START RECORDS FOR THIS EXERCISE
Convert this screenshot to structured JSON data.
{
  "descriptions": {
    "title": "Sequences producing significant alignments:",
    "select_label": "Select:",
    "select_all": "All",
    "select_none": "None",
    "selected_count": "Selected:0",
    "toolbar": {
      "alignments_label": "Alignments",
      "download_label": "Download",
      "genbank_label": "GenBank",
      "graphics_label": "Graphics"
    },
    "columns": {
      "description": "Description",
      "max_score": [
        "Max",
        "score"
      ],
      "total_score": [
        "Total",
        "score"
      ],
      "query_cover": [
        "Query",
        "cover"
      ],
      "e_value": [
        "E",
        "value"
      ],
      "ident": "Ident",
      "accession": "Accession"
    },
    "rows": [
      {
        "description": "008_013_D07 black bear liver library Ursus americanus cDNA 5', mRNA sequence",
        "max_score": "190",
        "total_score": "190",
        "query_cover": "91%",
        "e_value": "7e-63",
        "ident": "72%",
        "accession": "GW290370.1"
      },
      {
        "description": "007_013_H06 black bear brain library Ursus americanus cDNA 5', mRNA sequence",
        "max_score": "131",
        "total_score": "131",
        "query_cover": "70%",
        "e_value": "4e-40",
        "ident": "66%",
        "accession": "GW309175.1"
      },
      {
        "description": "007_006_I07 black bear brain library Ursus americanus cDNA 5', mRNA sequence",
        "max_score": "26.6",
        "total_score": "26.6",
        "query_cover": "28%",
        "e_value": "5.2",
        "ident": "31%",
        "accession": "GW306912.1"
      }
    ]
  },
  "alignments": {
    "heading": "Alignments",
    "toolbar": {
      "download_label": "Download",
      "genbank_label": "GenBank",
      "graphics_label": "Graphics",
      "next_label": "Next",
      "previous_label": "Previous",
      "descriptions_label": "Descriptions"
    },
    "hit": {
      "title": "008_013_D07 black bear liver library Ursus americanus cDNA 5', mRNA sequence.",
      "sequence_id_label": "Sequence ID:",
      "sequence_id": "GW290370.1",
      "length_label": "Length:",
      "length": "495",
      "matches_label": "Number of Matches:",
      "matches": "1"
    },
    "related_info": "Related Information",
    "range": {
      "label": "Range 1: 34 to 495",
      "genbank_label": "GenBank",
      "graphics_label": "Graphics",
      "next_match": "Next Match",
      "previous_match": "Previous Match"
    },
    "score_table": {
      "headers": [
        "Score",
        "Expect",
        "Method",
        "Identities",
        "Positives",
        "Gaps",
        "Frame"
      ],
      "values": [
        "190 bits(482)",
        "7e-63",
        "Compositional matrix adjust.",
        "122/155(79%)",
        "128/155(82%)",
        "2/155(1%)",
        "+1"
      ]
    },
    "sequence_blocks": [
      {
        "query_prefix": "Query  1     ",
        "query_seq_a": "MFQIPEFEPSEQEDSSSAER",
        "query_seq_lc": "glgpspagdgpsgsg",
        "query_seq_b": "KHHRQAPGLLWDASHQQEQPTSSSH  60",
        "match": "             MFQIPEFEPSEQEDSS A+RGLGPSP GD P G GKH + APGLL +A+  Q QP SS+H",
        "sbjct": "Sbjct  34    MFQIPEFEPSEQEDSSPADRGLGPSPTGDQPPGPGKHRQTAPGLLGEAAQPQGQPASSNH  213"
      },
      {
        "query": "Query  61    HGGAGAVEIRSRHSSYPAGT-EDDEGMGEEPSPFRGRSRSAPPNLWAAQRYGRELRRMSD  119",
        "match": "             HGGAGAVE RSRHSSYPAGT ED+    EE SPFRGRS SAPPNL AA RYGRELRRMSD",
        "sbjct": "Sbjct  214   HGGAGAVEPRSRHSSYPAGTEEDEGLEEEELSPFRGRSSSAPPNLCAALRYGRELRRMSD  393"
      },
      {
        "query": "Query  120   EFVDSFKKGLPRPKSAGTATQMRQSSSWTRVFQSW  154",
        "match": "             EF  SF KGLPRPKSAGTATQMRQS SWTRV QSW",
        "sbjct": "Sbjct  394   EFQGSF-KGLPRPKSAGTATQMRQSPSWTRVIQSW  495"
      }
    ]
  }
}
END RECORDS FOR THIS EXERCISE
WHAT IS BEING ASKED
Using the entries above, count the lines that have the string "Ursus" in them. Answer with that number only.

REPLY
4